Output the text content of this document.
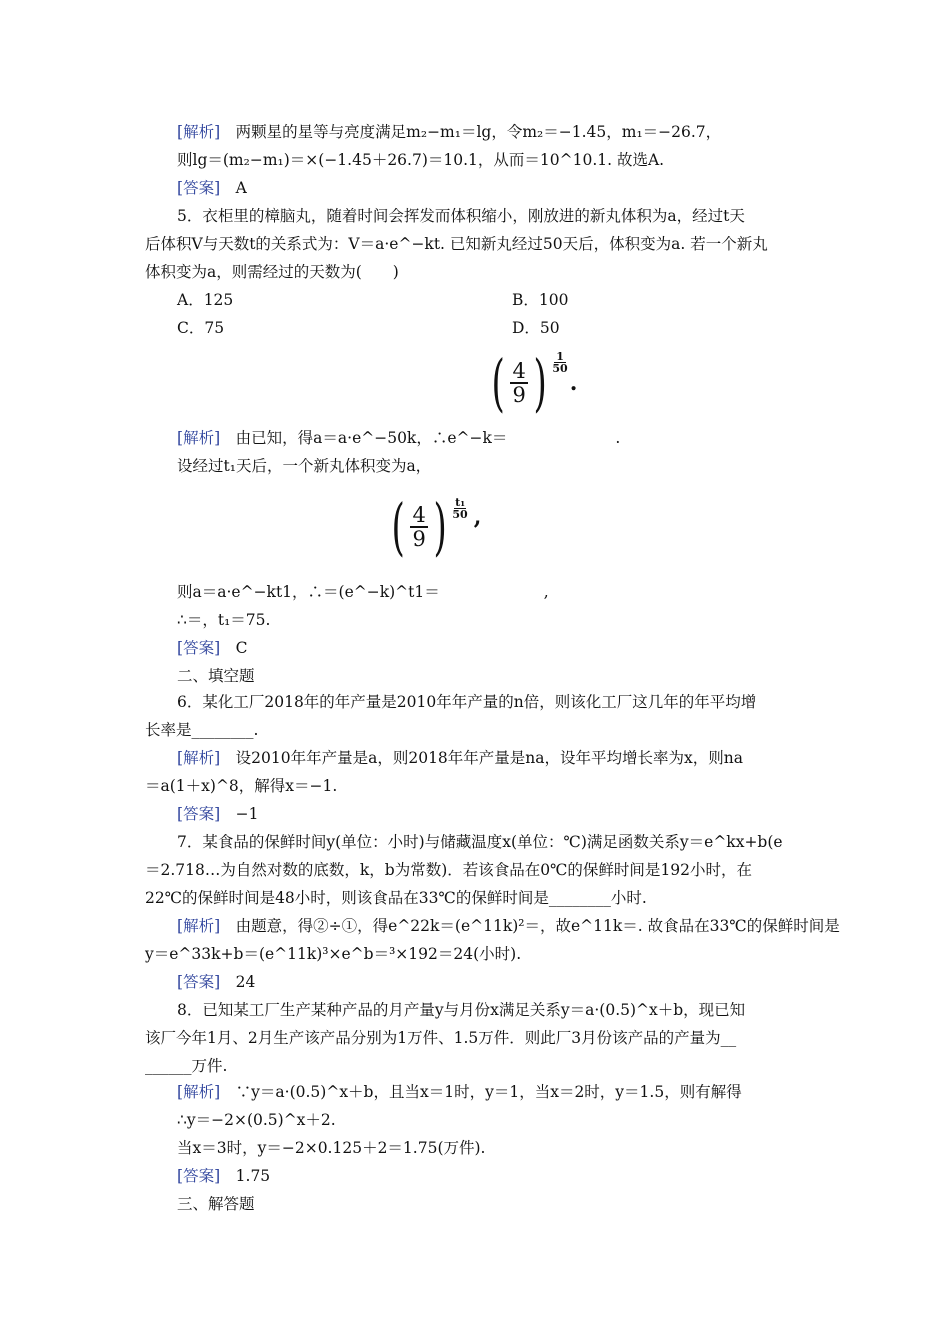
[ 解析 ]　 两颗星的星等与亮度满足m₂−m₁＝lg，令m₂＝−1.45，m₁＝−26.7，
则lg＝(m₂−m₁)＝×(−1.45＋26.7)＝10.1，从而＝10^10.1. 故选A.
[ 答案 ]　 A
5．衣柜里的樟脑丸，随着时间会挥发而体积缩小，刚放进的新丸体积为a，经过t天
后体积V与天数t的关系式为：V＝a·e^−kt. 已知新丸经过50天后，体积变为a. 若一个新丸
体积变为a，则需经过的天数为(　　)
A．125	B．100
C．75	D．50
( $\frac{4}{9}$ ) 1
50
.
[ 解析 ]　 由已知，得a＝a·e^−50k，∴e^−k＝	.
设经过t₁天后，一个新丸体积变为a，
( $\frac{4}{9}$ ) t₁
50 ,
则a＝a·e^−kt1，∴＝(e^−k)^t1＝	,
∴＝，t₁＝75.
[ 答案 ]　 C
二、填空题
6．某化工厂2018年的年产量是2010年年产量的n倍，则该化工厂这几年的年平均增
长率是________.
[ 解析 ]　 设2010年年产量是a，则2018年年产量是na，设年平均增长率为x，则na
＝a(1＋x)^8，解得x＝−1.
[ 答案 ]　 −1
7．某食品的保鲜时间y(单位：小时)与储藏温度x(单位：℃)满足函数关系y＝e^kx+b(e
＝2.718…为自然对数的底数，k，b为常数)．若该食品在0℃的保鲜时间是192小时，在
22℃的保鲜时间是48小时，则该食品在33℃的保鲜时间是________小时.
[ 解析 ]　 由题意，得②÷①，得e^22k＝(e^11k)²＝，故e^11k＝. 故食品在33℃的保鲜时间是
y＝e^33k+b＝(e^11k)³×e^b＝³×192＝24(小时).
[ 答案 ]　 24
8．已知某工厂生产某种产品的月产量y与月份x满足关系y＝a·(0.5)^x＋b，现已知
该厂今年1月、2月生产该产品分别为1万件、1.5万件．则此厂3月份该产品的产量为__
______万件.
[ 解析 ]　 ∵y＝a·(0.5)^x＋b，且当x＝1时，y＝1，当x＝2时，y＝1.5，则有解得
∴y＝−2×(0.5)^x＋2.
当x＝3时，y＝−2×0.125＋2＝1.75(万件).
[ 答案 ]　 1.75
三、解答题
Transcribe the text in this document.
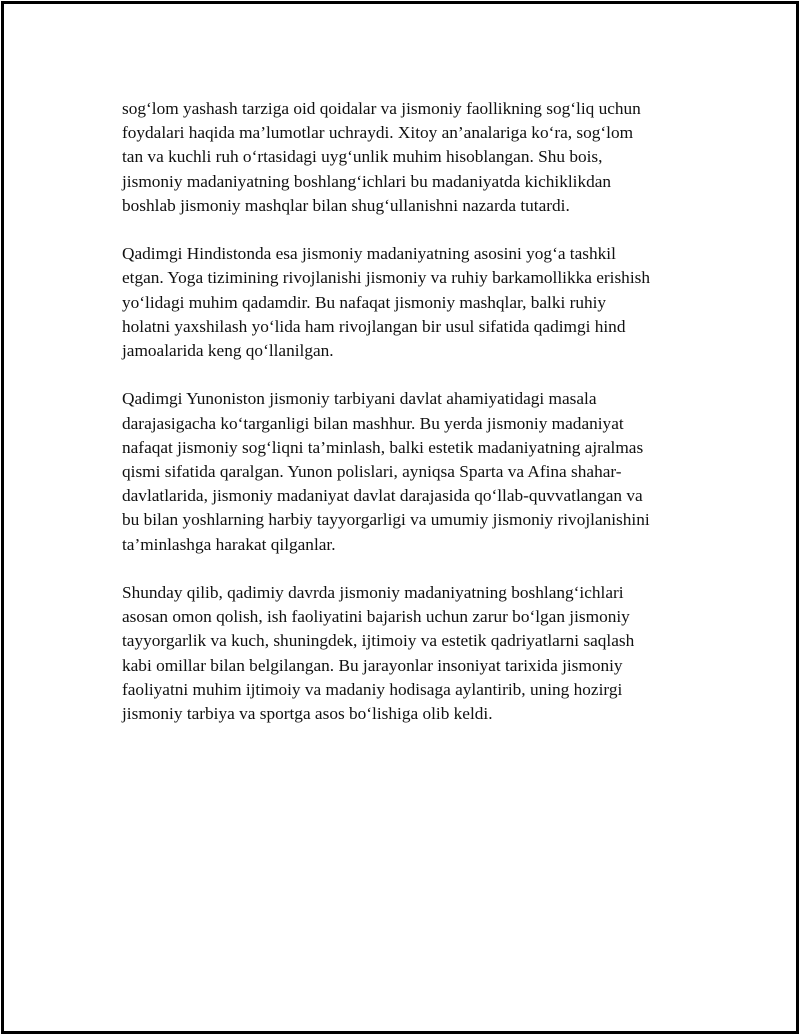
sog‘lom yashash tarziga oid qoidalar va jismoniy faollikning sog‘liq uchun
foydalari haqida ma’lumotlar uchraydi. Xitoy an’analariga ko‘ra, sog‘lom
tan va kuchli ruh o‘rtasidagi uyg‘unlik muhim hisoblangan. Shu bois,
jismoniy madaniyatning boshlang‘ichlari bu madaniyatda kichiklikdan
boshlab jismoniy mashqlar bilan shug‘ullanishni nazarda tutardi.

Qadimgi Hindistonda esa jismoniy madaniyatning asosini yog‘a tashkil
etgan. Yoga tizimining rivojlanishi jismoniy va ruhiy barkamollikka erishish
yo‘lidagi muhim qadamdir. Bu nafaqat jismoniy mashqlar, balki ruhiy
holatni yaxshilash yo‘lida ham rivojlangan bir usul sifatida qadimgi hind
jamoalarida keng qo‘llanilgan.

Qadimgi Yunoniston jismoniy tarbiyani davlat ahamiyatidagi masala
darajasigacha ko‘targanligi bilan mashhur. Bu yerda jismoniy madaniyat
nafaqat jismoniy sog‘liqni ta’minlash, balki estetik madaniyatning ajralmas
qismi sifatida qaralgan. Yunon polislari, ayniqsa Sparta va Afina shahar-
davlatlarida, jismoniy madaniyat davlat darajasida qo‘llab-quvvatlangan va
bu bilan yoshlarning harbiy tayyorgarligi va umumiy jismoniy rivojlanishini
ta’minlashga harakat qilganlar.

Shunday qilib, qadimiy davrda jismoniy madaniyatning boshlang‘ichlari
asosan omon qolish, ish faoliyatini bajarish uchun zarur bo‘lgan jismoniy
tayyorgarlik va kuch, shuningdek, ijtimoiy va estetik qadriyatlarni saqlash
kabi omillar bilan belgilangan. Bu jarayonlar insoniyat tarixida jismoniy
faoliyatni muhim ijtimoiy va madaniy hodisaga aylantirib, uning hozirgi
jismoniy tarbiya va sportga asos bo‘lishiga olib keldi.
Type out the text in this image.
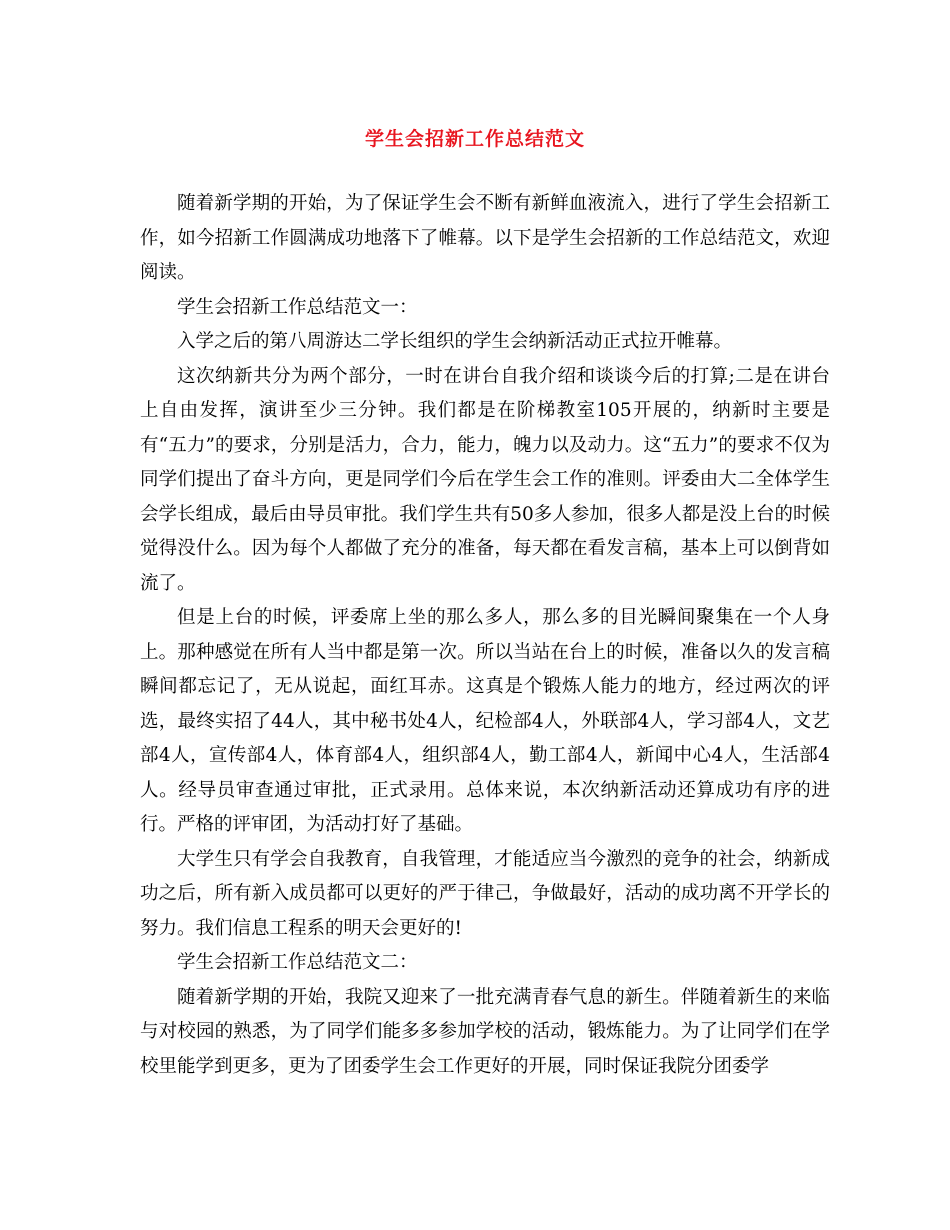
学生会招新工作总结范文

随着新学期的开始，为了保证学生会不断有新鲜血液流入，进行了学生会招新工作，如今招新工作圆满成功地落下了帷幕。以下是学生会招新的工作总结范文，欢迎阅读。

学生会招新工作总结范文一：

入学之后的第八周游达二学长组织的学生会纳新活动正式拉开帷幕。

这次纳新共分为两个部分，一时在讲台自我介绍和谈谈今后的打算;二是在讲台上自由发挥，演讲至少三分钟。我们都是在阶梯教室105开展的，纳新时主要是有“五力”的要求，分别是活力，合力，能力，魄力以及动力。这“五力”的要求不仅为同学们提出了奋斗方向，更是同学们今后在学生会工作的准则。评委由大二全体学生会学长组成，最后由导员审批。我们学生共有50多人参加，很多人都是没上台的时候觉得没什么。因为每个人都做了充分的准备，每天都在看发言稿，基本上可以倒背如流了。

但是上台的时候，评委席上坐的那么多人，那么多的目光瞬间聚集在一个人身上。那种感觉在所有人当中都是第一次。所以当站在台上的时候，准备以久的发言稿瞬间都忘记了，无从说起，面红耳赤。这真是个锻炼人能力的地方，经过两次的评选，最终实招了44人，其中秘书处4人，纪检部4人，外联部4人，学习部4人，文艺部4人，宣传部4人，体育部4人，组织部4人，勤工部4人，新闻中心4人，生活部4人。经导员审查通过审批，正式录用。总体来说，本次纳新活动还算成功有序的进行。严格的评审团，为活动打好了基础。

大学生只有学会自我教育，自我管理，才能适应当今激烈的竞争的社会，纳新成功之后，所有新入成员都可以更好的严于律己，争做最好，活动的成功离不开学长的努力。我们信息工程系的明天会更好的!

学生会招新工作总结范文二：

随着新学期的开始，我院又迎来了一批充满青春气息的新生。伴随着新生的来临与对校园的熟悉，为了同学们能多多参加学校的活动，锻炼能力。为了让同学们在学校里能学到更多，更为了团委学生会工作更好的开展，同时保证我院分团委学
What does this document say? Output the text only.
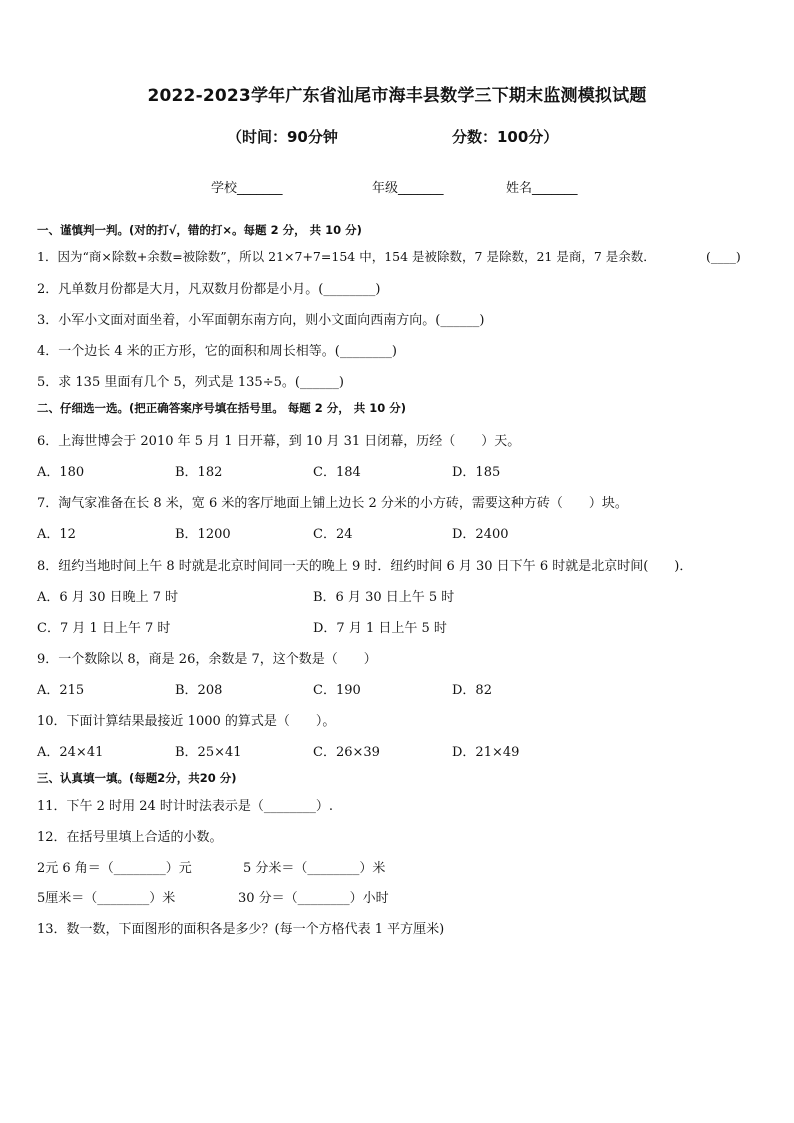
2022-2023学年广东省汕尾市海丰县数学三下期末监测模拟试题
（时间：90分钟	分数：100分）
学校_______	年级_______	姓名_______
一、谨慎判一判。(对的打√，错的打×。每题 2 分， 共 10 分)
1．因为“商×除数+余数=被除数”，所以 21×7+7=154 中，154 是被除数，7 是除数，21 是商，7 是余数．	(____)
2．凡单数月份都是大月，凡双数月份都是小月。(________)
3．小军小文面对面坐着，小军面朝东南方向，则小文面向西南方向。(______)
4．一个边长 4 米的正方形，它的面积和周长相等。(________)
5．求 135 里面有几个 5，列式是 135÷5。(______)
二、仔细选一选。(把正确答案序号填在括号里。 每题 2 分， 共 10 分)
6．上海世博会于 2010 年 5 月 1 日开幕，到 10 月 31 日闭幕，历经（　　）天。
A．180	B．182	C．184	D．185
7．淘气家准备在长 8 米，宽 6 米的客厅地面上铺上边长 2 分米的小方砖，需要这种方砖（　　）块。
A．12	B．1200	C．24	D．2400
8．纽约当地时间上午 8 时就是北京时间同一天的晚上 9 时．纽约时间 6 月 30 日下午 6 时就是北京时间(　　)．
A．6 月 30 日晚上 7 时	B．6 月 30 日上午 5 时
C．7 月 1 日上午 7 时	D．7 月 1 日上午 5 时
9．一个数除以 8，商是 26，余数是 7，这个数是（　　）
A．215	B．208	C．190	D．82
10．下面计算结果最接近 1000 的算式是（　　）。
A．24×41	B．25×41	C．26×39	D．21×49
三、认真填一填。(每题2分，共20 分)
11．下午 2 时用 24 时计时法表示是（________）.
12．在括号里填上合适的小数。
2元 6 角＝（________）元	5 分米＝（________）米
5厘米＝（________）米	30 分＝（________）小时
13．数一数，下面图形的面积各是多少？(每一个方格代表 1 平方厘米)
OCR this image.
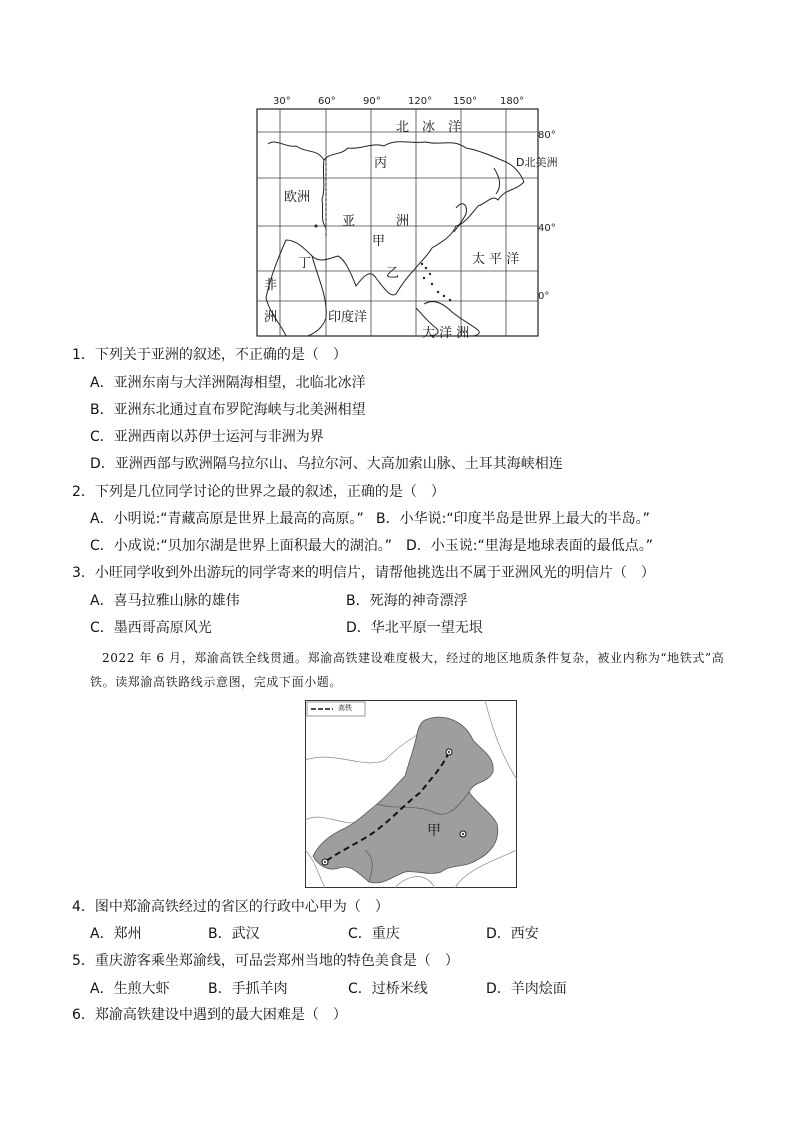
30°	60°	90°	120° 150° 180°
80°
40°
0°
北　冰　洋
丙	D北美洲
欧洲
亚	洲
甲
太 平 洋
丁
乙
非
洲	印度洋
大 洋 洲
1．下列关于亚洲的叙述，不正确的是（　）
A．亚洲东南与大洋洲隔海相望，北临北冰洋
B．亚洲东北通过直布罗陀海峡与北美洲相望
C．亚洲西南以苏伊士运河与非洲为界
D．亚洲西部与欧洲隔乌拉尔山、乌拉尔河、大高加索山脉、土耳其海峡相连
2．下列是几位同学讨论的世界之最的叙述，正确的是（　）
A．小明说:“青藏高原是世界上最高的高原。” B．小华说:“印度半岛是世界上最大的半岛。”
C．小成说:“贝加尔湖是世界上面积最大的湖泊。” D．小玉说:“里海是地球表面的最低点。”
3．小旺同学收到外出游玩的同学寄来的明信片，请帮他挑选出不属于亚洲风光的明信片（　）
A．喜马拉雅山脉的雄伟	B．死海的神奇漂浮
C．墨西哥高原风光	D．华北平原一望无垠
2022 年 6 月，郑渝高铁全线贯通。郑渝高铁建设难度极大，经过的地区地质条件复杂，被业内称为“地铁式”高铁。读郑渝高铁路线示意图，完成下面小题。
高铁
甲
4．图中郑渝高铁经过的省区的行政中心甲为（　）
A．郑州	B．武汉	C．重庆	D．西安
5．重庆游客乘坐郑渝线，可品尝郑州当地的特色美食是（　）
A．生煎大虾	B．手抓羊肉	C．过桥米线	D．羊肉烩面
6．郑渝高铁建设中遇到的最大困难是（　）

§ §

Determine how many lines include the string "ijtimoiy". Give no answer but the number.

2